DIRECTION
Extract the lines of the items from the first line through the line containing "data-label: 4,08: [644, 328, 665, 340]", with both ends included, and reproduce them verbatim.

Spatial annotation items
*****

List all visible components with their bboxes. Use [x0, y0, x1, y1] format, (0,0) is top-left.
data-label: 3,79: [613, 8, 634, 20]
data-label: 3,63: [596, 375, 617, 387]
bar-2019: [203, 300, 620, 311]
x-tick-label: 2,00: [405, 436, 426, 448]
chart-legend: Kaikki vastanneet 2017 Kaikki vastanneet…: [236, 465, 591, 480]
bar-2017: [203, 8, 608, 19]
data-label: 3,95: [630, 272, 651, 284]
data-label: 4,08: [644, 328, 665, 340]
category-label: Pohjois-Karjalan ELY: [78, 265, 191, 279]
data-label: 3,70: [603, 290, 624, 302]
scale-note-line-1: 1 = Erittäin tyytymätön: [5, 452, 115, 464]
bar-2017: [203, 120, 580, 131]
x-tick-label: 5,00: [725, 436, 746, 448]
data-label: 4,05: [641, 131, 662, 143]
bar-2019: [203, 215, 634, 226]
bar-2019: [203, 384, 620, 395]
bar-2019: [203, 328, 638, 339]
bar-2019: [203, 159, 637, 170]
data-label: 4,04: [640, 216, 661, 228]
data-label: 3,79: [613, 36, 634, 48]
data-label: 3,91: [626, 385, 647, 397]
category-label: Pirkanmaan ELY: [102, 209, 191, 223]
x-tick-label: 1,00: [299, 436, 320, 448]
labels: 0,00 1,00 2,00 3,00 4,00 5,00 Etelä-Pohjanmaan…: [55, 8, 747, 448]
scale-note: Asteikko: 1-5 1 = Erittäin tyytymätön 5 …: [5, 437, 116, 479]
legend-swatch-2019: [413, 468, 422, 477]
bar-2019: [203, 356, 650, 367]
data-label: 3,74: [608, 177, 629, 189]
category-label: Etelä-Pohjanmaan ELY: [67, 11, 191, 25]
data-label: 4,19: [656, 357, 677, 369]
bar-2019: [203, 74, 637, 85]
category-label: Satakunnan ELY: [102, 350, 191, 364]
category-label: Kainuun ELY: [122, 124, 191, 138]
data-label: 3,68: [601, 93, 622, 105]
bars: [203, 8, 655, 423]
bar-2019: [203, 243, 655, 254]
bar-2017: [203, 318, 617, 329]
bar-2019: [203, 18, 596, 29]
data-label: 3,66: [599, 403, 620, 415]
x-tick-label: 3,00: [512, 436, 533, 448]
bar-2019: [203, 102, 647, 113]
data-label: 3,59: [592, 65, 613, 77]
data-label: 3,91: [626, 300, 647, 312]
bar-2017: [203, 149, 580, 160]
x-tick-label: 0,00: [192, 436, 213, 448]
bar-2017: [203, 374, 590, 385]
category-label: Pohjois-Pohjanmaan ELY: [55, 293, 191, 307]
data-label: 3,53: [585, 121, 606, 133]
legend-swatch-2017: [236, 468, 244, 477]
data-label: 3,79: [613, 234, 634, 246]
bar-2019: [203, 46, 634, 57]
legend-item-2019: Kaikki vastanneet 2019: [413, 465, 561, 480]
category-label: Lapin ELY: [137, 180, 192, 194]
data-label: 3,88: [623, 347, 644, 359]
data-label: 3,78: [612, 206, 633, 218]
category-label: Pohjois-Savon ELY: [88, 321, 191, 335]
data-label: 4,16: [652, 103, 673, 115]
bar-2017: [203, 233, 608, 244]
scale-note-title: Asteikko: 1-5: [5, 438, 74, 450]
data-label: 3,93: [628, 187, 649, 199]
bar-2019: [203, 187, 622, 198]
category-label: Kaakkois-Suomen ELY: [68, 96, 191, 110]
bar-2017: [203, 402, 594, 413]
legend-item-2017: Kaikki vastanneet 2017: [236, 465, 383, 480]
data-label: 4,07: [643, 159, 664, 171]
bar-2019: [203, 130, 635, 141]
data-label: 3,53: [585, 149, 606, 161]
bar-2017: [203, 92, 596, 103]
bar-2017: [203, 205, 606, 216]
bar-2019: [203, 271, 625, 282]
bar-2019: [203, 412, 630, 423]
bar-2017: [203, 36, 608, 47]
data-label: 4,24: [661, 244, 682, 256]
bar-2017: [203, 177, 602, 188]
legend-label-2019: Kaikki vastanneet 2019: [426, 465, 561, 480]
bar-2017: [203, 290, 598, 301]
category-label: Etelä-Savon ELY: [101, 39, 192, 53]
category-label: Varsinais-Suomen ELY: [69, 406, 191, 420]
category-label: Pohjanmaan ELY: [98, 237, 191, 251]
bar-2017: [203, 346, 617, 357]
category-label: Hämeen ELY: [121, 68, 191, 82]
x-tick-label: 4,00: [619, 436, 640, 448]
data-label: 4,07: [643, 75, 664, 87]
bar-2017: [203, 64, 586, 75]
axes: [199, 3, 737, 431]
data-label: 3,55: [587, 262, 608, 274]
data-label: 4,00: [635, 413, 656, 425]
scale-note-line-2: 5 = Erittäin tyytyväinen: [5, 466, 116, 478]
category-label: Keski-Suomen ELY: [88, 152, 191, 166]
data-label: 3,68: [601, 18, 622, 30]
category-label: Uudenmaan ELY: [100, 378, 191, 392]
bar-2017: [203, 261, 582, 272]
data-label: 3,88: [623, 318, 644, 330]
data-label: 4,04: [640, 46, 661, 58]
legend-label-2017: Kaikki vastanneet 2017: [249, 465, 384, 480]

*****

IN RESPONSE
List all visible components with their bboxes. Use [x0, y0, x1, y1] format, (0,0) is top-left.
data-label: 3,79: [613, 8, 634, 20]
data-label: 3,63: [596, 375, 617, 387]
bar-2019: [203, 300, 620, 311]
x-tick-label: 2,00: [405, 436, 426, 448]
chart-legend: Kaikki vastanneet 2017 Kaikki vastanneet…: [236, 465, 591, 480]
bar-2017: [203, 8, 608, 19]
data-label: 3,95: [630, 272, 651, 284]
data-label: 4,08: [644, 328, 665, 340]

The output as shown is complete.